Present each line of the entries below that holds the word "所有級別".
--- BEGIN ---
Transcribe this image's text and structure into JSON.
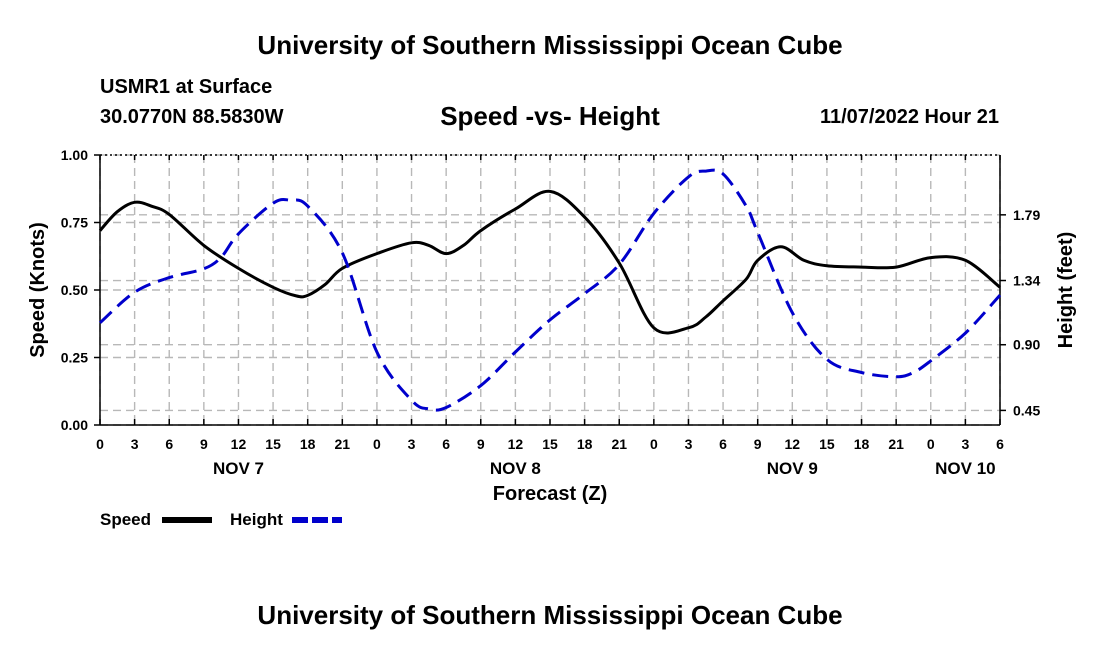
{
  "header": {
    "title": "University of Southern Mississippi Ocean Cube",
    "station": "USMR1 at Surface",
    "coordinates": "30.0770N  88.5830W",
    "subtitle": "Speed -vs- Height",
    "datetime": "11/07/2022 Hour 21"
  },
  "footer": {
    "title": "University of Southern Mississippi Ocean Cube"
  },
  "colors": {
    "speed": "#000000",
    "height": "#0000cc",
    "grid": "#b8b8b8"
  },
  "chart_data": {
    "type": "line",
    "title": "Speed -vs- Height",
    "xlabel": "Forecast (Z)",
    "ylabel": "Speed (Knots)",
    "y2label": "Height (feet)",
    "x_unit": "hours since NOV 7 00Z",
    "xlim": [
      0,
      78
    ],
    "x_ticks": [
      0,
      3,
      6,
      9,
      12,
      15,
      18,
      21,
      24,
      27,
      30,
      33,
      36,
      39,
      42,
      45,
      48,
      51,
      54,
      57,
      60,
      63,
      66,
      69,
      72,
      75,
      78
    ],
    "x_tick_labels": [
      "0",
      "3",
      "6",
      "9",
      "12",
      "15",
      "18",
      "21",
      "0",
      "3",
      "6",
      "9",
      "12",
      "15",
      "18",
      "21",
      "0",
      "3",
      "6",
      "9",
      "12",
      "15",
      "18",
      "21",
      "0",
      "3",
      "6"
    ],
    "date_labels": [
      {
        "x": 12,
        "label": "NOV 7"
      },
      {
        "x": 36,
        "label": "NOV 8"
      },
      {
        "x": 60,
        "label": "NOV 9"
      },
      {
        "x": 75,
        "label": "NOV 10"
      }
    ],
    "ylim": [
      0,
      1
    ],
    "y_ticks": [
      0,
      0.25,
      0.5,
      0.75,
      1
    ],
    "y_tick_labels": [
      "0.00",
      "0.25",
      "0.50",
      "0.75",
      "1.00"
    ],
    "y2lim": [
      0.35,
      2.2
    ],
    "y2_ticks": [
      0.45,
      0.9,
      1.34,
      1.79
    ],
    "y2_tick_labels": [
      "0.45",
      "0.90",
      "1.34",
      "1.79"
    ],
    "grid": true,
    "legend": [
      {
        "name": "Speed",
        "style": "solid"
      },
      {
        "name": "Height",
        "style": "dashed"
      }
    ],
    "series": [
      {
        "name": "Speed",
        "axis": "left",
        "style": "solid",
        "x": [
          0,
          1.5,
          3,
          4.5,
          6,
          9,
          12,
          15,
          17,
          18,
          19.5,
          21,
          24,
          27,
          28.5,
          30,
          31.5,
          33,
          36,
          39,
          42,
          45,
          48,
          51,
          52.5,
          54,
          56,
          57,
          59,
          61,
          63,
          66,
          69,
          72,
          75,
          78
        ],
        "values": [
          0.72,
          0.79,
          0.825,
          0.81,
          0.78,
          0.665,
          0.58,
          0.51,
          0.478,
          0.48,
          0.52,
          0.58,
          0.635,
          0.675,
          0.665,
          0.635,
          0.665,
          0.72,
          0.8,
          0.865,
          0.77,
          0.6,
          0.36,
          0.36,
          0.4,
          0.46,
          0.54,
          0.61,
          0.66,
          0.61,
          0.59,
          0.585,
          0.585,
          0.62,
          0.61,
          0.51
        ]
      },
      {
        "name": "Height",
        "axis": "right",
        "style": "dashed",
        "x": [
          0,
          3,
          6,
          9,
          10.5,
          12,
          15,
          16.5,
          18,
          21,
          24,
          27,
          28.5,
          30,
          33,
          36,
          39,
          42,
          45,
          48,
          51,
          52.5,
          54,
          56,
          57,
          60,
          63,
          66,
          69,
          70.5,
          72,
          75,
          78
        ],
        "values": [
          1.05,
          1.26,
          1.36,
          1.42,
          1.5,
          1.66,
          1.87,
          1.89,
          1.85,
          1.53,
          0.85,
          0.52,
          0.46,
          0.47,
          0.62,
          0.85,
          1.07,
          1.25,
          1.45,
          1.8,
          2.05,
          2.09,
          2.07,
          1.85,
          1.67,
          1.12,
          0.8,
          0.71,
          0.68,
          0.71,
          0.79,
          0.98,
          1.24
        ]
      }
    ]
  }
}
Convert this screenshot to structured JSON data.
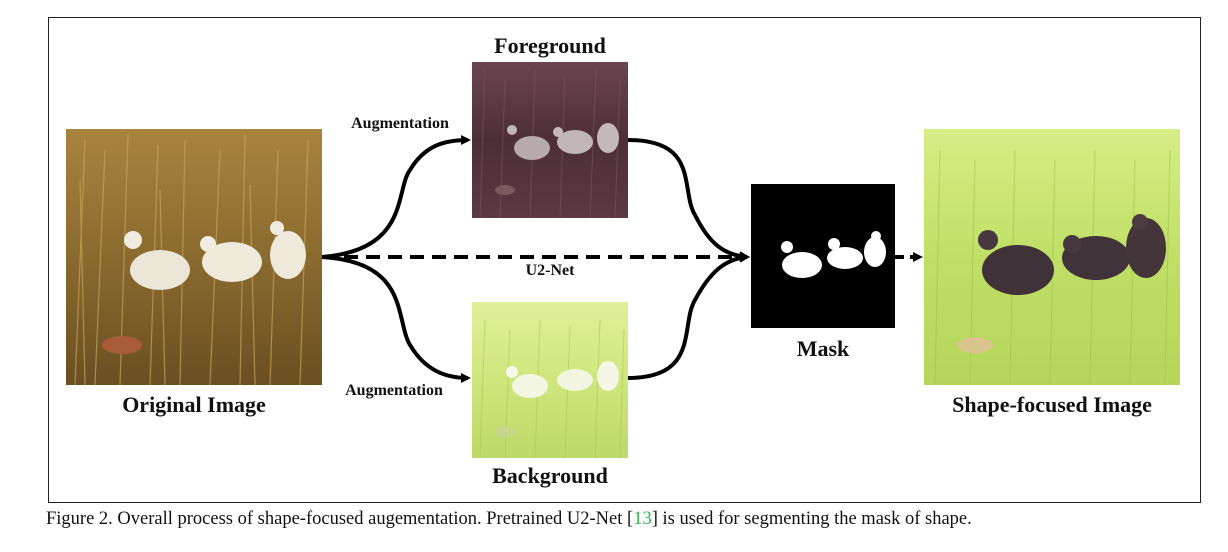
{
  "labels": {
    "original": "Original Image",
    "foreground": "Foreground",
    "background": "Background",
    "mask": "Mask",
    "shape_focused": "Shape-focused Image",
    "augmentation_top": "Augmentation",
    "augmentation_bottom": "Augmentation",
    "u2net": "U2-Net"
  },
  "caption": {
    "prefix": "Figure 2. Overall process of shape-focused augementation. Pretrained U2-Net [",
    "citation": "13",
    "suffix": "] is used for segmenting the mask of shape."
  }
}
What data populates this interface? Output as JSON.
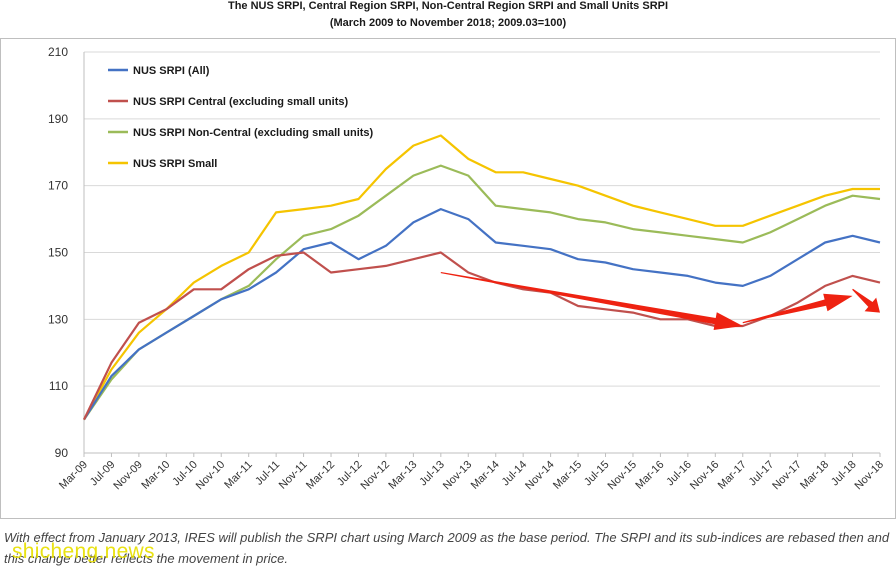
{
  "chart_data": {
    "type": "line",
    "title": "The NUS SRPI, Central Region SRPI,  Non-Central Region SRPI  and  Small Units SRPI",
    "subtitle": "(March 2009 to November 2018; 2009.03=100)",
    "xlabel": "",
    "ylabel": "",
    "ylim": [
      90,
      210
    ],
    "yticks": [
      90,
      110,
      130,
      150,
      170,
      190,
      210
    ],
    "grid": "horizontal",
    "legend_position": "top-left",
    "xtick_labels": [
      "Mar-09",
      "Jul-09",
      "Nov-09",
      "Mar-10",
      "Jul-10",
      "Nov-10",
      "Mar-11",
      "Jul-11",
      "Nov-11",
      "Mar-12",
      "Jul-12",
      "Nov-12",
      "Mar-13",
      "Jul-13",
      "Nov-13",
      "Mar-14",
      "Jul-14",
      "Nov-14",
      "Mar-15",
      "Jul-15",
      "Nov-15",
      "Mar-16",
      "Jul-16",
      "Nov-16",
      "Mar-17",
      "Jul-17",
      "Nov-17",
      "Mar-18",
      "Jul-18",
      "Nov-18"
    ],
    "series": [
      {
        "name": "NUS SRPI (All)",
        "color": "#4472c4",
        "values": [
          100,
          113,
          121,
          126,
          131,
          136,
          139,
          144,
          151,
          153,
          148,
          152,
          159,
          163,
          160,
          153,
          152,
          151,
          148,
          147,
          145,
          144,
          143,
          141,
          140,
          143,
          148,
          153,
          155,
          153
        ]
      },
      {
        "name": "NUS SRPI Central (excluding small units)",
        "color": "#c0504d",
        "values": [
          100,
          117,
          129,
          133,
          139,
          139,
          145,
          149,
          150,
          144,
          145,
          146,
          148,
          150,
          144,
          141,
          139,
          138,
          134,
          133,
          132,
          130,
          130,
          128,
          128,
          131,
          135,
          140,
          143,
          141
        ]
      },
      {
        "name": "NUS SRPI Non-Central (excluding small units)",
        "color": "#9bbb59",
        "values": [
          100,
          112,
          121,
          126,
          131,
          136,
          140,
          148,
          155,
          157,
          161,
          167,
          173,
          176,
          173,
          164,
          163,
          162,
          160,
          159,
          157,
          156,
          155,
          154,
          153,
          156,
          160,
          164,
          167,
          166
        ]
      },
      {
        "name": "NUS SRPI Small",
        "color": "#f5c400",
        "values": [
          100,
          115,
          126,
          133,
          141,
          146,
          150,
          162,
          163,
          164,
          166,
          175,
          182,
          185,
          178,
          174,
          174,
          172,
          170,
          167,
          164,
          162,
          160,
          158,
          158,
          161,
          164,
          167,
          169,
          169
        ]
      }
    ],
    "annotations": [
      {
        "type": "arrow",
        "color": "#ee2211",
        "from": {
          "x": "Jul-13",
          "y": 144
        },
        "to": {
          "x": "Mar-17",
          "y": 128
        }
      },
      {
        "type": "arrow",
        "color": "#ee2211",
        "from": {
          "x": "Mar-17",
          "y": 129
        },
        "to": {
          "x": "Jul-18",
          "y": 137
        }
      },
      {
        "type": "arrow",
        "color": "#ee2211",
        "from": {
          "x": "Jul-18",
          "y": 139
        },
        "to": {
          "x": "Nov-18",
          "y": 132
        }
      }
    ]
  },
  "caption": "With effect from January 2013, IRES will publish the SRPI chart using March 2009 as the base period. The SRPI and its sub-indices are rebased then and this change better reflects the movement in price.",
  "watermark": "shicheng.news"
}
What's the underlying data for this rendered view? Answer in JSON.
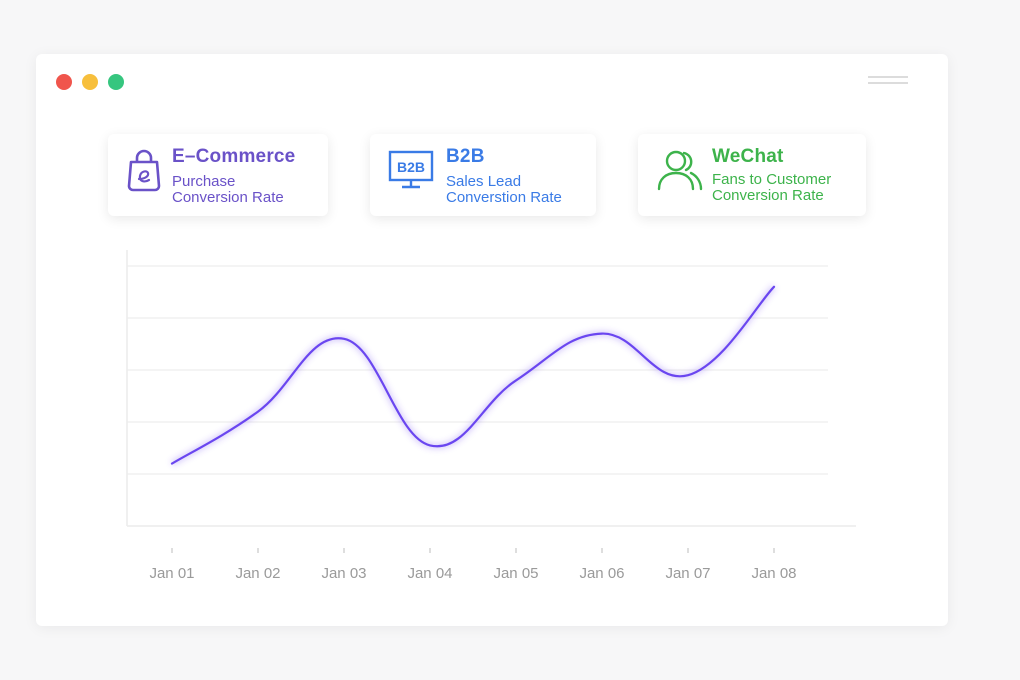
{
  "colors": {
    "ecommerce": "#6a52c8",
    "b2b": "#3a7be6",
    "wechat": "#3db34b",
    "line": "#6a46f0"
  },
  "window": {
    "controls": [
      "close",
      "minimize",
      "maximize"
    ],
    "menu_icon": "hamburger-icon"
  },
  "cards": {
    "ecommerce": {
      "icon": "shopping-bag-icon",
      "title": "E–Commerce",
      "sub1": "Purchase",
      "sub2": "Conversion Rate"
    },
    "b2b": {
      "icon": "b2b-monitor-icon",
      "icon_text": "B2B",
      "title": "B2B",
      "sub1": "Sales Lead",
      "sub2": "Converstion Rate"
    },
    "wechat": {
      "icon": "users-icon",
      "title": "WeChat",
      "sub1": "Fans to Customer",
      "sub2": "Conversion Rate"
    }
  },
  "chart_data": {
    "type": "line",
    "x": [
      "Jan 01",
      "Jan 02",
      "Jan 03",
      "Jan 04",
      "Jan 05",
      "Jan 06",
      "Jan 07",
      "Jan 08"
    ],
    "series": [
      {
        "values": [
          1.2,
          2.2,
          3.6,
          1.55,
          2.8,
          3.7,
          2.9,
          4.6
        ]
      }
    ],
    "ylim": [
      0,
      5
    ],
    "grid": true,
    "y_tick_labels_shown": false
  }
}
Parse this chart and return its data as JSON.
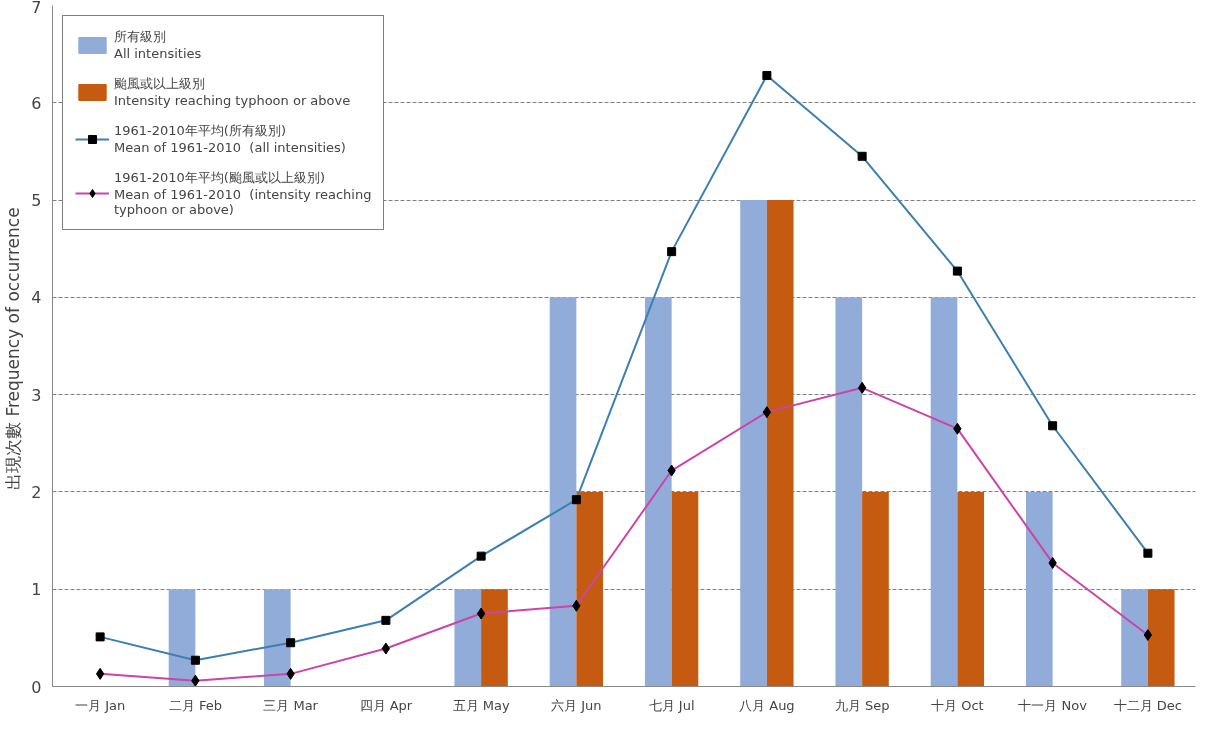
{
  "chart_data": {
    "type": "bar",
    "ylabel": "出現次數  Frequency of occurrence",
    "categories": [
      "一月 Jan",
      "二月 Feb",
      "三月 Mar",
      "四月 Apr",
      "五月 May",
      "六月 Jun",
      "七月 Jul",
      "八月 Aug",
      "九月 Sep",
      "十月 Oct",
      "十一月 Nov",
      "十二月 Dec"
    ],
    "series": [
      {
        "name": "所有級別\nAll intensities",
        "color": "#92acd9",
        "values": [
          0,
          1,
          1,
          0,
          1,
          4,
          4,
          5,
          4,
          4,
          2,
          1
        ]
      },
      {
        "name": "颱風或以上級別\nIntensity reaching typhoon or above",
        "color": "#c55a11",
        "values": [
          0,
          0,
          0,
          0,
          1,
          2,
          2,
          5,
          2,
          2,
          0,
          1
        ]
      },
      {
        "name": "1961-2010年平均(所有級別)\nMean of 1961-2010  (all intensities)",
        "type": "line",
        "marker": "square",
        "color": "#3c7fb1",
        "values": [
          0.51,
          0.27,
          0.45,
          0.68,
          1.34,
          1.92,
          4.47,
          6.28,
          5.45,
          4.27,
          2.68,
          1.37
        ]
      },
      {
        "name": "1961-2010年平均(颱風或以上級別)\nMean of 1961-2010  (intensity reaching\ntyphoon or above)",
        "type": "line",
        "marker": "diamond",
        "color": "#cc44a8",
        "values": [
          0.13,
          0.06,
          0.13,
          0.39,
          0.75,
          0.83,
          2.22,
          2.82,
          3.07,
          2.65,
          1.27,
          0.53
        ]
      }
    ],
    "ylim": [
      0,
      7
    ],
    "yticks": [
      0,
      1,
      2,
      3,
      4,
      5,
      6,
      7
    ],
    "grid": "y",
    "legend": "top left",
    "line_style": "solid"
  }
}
--- END ---
§ **Exercise answer**
        "name": "所有級別\nAll intensities",
        "name": "1961-2010年平均(所有級別)\nMean of 1961-2010  (all intensities)",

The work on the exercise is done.